Information shown:
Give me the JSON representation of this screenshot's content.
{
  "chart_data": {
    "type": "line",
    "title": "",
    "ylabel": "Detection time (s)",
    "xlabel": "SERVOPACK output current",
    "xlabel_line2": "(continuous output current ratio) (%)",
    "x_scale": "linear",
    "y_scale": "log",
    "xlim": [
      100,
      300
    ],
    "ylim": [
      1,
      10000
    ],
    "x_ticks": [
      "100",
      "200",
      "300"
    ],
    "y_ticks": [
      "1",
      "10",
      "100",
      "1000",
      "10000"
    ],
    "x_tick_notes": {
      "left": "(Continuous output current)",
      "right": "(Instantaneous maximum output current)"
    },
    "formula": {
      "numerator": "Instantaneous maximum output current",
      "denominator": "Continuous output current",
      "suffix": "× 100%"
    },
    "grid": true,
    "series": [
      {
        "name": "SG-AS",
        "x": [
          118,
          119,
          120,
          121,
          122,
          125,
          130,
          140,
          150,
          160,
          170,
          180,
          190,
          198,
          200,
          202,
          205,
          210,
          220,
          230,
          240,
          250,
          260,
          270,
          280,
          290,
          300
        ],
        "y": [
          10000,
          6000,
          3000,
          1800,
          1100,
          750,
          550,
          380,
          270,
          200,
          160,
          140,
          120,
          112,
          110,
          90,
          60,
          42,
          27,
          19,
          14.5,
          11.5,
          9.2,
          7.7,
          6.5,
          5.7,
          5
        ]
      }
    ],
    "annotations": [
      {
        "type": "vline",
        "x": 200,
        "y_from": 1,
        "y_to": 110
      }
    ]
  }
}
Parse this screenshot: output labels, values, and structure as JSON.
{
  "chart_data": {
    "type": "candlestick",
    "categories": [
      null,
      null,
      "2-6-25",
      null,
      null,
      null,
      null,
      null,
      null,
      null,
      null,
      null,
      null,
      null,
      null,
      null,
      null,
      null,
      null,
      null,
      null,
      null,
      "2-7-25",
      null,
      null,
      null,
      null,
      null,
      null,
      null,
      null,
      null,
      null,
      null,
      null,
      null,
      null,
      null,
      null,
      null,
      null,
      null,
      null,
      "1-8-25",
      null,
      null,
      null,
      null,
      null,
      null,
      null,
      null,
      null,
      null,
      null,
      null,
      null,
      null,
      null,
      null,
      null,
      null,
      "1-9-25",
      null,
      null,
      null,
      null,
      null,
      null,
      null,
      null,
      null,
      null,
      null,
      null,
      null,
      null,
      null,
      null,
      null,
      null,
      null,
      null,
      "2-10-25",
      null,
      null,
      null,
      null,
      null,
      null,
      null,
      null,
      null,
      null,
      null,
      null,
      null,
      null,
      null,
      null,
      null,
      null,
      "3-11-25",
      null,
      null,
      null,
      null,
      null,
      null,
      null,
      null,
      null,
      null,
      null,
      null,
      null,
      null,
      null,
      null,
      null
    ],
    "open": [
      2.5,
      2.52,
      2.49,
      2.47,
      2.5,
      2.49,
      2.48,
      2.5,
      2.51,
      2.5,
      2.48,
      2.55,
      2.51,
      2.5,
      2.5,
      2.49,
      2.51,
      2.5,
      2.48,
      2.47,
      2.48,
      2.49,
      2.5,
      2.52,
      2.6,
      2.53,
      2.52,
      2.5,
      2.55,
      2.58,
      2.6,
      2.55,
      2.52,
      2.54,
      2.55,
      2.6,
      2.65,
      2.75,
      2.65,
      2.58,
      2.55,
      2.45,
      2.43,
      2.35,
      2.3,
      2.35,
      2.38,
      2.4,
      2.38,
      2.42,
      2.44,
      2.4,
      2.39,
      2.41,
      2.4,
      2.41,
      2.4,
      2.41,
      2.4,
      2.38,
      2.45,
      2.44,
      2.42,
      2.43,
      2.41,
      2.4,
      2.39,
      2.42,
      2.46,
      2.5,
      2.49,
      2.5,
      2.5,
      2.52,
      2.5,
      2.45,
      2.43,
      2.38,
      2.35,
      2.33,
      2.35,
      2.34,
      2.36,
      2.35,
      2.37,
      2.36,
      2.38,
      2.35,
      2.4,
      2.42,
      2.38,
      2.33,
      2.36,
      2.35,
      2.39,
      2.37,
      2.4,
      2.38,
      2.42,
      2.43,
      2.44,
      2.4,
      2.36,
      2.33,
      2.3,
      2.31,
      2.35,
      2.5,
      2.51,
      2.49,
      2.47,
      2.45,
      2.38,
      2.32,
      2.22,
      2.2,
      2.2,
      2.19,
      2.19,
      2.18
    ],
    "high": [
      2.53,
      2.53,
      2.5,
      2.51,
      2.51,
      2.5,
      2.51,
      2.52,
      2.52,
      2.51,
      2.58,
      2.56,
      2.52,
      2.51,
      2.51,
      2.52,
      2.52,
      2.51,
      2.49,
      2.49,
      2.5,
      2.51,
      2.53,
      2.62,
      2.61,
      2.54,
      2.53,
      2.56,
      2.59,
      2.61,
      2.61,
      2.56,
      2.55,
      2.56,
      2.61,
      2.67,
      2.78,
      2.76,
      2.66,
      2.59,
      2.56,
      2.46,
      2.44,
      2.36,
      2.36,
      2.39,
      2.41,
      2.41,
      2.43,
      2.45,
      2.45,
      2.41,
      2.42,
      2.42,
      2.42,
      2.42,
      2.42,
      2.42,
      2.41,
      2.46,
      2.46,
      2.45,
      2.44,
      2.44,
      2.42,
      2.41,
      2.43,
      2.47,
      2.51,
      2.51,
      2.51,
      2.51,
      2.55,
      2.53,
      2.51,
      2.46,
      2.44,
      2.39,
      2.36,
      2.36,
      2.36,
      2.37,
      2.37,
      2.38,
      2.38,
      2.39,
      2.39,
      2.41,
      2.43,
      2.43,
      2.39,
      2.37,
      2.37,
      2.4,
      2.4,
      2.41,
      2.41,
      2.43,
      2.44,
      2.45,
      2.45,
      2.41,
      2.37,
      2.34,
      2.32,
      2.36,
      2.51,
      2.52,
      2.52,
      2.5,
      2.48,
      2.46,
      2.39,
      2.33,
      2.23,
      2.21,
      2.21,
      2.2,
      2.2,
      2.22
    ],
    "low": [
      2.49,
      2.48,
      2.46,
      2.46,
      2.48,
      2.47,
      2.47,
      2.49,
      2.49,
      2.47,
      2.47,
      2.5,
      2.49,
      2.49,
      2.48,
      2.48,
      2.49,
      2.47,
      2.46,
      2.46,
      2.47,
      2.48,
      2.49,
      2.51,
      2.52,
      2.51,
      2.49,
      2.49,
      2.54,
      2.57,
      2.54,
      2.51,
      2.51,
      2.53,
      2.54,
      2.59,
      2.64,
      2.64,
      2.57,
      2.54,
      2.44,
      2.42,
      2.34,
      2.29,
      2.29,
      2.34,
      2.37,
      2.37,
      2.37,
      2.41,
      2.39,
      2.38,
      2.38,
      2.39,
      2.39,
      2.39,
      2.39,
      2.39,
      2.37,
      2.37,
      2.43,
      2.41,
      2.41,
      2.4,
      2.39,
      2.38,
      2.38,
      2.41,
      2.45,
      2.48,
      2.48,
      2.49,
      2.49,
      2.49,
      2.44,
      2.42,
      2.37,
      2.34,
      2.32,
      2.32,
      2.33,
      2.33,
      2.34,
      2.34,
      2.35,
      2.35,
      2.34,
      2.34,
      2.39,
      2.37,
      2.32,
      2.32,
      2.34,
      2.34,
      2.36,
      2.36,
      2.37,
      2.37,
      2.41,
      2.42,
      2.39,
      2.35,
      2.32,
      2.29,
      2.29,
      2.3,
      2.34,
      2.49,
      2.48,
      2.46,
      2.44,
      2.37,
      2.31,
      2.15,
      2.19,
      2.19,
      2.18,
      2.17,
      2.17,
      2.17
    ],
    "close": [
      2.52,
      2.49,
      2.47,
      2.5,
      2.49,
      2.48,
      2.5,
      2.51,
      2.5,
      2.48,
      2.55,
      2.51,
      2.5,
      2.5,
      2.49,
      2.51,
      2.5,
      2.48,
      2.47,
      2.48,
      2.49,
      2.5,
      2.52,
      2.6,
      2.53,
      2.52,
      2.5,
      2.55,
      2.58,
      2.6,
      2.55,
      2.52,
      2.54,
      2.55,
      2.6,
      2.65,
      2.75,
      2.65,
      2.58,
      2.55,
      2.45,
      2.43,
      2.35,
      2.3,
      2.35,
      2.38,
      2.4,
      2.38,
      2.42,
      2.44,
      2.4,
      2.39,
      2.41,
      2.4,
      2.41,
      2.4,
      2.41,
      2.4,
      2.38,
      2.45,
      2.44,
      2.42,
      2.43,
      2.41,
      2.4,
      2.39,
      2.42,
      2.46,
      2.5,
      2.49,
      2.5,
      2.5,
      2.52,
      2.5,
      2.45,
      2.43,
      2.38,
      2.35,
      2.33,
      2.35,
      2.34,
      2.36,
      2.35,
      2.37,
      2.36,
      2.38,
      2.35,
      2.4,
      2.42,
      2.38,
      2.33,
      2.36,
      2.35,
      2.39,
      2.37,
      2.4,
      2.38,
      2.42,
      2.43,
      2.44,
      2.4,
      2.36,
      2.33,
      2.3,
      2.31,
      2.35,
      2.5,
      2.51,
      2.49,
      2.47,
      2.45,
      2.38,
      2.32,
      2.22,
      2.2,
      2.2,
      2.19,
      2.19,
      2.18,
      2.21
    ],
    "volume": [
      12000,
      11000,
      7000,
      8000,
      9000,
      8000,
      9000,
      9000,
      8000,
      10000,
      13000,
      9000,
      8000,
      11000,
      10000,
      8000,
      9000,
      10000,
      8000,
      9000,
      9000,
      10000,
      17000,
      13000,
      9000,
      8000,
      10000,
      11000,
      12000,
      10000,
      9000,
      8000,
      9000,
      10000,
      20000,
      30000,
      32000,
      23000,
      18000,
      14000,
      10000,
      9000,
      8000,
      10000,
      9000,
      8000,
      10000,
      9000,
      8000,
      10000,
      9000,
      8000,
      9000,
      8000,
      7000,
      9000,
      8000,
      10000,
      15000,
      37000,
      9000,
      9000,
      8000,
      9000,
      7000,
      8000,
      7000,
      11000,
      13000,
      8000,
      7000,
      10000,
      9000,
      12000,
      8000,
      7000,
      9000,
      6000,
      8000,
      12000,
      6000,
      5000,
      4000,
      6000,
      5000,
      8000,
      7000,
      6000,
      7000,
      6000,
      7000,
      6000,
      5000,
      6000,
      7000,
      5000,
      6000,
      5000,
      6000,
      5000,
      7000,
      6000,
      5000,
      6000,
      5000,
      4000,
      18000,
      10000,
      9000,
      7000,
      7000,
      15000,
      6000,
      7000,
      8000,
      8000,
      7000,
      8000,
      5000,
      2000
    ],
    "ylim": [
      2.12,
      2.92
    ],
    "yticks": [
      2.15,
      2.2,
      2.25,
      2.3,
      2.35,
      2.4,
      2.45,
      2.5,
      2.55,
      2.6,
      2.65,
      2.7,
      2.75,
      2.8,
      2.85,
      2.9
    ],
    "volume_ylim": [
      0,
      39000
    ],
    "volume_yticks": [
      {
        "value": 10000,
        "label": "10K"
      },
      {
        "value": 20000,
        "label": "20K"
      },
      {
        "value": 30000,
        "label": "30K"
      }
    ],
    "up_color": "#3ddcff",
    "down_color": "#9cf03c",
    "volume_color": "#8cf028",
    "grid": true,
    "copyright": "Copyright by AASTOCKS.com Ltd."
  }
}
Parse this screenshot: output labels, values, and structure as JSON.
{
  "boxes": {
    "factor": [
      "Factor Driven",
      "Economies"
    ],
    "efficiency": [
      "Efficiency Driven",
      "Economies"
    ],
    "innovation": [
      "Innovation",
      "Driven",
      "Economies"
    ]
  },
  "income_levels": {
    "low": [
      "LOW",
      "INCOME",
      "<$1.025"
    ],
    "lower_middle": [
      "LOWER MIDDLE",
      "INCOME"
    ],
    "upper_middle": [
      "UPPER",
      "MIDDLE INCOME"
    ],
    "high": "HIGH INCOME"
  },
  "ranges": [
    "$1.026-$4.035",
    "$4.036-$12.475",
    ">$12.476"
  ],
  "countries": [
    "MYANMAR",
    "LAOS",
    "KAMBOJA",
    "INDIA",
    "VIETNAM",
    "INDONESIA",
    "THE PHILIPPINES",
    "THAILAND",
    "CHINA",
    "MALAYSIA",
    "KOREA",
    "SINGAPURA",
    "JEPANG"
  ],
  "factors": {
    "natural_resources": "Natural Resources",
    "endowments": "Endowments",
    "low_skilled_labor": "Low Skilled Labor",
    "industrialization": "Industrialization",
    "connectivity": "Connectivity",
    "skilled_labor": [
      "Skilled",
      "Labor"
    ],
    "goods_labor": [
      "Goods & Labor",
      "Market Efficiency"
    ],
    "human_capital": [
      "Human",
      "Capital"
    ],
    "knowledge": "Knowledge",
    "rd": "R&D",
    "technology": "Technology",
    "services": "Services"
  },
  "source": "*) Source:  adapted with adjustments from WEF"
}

Work to be completed: Write only the number of lines in the data above that include "Instantaneous".

Output of the exercise: 2